▶ YOUR TASK:
The entries follow. Copy every line in which "Fundamental" appears.
------------------------------------------------
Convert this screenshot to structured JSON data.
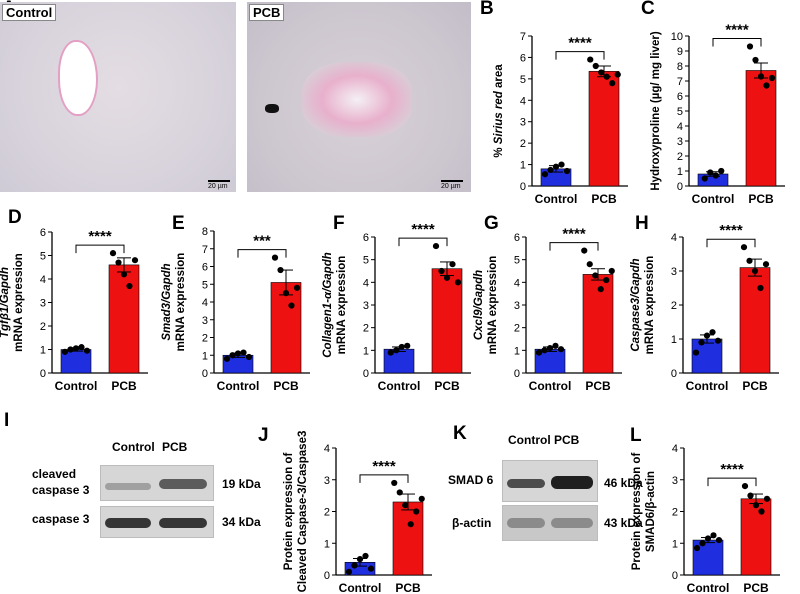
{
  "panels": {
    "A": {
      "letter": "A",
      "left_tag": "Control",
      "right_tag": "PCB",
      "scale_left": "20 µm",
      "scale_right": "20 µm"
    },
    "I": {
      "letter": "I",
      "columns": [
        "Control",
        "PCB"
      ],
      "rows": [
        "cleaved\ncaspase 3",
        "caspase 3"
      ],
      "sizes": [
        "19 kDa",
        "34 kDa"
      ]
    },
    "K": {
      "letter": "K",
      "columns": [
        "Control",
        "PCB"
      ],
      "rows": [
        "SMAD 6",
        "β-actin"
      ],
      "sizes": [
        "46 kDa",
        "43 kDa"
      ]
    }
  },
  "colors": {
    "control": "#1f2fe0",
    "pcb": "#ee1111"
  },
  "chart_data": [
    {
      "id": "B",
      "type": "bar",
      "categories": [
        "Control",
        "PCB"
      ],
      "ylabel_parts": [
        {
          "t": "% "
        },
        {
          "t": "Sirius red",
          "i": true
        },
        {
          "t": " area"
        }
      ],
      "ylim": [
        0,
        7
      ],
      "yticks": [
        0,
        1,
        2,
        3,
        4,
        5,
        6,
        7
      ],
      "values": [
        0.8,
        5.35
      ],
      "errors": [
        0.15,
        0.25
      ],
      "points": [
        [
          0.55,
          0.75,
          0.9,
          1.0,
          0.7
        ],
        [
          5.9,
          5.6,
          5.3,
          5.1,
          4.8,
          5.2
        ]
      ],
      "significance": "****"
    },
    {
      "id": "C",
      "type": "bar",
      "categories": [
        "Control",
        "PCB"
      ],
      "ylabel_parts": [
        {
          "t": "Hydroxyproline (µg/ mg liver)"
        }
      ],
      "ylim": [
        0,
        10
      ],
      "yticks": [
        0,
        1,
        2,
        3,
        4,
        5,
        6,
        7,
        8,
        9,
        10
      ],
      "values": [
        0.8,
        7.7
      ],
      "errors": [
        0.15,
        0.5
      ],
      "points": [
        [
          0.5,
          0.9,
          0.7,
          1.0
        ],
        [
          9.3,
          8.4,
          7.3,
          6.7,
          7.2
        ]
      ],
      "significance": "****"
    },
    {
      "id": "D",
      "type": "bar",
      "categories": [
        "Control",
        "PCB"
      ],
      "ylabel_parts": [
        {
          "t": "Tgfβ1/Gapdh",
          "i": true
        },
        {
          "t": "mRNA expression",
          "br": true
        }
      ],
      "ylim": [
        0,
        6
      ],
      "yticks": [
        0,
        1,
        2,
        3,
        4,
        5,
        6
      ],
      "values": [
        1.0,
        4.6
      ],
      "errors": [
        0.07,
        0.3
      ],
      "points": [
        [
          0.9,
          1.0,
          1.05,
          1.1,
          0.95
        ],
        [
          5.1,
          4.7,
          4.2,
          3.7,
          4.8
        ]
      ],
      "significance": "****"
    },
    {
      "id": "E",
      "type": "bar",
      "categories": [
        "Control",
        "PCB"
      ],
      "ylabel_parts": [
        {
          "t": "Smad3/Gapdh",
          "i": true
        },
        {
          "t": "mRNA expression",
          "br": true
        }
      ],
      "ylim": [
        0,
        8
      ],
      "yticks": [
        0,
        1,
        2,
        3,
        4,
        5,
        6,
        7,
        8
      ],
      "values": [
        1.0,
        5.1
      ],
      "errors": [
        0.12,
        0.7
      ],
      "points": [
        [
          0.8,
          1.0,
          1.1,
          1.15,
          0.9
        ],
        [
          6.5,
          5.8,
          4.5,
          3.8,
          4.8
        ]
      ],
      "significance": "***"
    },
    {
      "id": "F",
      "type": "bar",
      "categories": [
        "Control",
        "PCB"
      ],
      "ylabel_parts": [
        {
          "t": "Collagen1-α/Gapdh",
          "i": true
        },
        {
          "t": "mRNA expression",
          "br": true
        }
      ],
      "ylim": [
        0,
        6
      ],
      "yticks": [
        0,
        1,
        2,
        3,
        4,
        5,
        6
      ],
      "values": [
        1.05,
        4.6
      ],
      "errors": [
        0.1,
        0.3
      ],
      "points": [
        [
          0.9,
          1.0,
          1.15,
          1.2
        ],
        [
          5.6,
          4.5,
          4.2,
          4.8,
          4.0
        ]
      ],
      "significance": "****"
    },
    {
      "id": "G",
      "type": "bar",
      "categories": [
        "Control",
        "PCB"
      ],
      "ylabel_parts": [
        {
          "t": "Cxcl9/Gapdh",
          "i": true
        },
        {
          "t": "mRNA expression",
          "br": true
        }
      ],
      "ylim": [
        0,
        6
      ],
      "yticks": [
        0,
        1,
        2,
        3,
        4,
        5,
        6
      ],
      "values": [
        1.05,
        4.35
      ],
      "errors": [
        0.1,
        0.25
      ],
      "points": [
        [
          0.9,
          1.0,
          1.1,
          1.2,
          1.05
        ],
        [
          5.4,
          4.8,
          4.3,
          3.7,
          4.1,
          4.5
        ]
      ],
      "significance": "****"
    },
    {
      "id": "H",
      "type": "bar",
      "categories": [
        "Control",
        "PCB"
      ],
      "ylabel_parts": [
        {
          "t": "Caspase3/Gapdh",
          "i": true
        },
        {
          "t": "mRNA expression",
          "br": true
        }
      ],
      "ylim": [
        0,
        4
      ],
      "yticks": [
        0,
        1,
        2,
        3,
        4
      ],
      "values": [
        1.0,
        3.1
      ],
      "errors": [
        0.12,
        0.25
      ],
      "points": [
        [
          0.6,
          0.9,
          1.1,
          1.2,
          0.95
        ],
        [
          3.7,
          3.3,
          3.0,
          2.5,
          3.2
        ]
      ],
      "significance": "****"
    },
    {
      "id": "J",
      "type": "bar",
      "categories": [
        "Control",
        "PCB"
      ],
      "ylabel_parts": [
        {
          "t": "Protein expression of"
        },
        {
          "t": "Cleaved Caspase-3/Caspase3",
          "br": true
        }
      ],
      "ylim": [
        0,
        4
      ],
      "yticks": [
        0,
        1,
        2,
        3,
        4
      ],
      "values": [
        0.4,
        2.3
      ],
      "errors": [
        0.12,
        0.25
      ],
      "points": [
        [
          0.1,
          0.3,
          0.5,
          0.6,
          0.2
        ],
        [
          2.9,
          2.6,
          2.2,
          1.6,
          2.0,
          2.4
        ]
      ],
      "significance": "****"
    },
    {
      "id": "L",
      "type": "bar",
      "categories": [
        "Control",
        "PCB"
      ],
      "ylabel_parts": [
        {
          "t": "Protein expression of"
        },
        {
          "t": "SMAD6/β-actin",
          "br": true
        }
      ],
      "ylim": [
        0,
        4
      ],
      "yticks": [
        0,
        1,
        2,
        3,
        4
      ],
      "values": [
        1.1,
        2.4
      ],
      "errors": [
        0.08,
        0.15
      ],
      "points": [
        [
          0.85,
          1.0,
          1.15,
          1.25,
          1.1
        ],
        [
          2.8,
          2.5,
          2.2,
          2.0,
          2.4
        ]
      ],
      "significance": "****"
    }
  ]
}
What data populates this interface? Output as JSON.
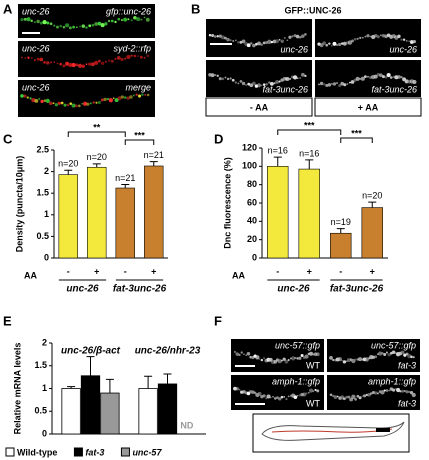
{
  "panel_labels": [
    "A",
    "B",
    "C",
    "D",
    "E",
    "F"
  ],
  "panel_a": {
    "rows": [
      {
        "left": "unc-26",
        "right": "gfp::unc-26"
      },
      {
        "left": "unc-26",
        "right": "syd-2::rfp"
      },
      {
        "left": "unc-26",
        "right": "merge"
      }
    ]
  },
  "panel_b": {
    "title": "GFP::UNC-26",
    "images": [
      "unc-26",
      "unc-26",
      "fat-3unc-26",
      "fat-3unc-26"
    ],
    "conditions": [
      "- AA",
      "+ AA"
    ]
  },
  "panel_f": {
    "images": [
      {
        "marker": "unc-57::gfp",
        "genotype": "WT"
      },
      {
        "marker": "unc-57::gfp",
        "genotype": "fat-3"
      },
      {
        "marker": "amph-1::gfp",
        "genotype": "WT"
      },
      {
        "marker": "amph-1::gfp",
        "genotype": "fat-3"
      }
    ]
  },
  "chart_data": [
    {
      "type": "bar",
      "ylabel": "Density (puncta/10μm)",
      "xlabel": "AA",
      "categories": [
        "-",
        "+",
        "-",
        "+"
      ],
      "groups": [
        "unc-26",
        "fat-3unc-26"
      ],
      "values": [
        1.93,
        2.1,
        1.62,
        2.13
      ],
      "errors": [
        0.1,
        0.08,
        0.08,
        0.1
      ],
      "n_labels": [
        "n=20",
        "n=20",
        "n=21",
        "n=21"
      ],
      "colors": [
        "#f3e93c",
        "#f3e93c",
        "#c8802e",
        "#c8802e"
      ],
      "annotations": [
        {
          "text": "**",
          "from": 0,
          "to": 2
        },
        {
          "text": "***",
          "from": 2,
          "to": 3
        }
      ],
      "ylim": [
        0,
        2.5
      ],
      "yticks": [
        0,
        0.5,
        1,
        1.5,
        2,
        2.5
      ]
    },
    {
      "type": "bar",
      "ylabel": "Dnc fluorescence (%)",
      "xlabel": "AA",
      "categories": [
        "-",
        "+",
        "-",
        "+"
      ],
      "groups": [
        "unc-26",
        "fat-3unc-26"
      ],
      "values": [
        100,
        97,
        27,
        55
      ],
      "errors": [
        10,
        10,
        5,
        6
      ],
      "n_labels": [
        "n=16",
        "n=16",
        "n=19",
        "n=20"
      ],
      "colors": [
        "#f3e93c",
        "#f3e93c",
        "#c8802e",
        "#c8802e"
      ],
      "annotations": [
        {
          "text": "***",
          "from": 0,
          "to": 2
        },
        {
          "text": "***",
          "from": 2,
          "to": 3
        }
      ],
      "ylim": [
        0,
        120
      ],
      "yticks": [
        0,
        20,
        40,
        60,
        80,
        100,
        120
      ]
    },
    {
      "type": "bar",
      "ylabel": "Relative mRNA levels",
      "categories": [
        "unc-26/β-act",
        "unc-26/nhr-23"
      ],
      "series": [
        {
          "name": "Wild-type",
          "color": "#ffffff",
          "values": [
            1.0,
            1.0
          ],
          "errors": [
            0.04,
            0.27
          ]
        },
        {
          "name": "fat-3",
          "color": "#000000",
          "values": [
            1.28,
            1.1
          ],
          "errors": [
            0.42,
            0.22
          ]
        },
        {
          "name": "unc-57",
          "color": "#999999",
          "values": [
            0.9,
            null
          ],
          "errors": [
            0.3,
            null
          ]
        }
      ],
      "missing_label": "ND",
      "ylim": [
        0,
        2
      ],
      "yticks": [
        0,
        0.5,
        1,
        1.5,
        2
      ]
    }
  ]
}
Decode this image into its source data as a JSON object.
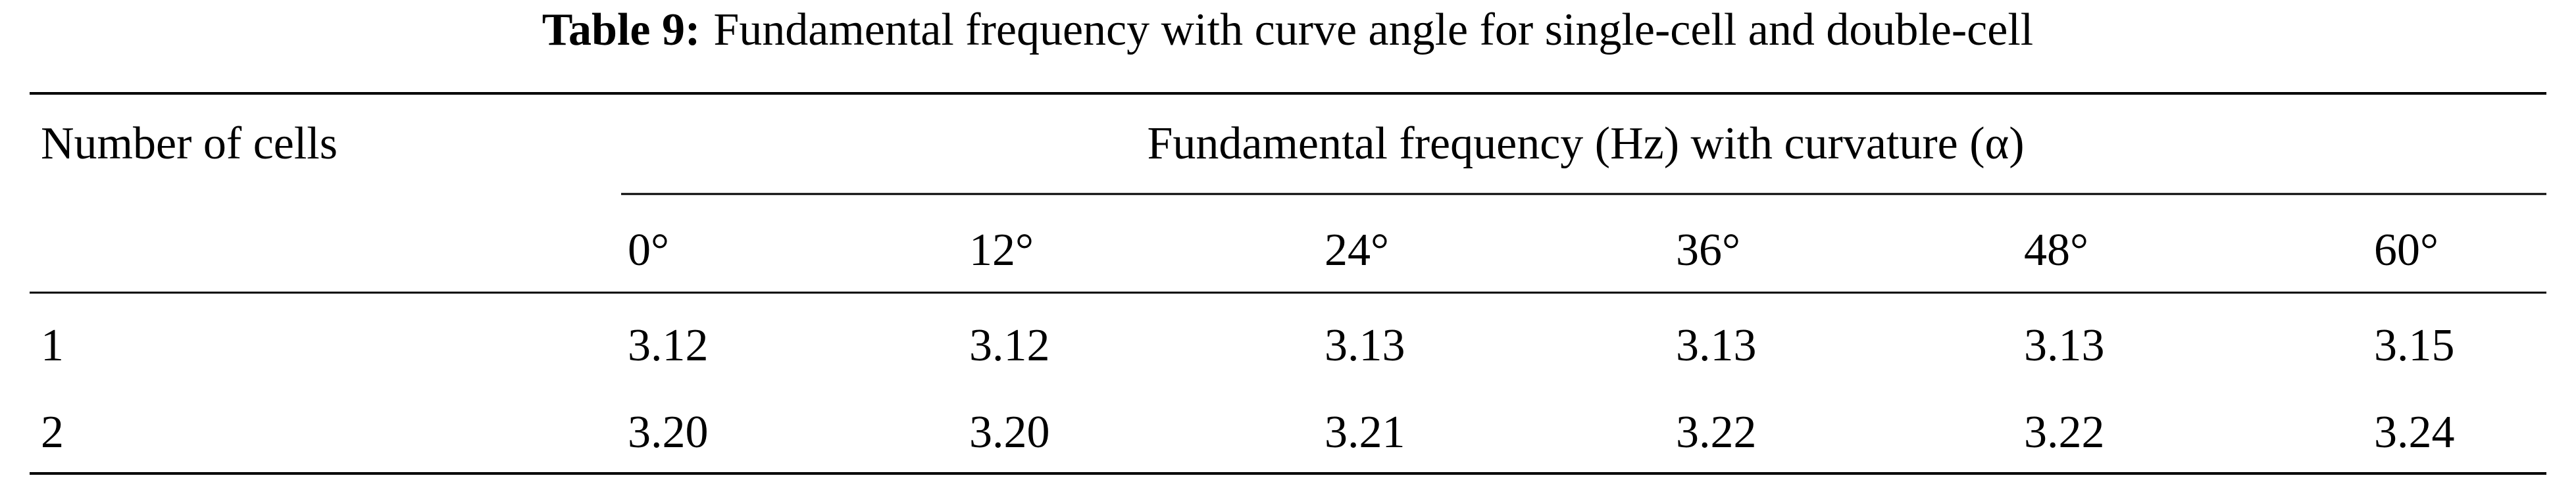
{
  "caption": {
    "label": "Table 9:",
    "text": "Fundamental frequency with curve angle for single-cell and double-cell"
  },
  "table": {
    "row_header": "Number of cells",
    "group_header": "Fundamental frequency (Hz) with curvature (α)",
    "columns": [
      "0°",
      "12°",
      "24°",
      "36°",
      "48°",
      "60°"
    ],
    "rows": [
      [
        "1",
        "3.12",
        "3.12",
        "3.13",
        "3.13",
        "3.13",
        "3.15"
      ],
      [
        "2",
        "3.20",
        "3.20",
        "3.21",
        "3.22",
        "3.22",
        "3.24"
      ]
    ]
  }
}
------------------------------------------------
▶ RESPONSE TO THIS TASK:
    "text": "Fundamental frequency with curve angle for single-cell and double-cell"
    "group_header": "Fundamental frequency (Hz) with curvature (α)",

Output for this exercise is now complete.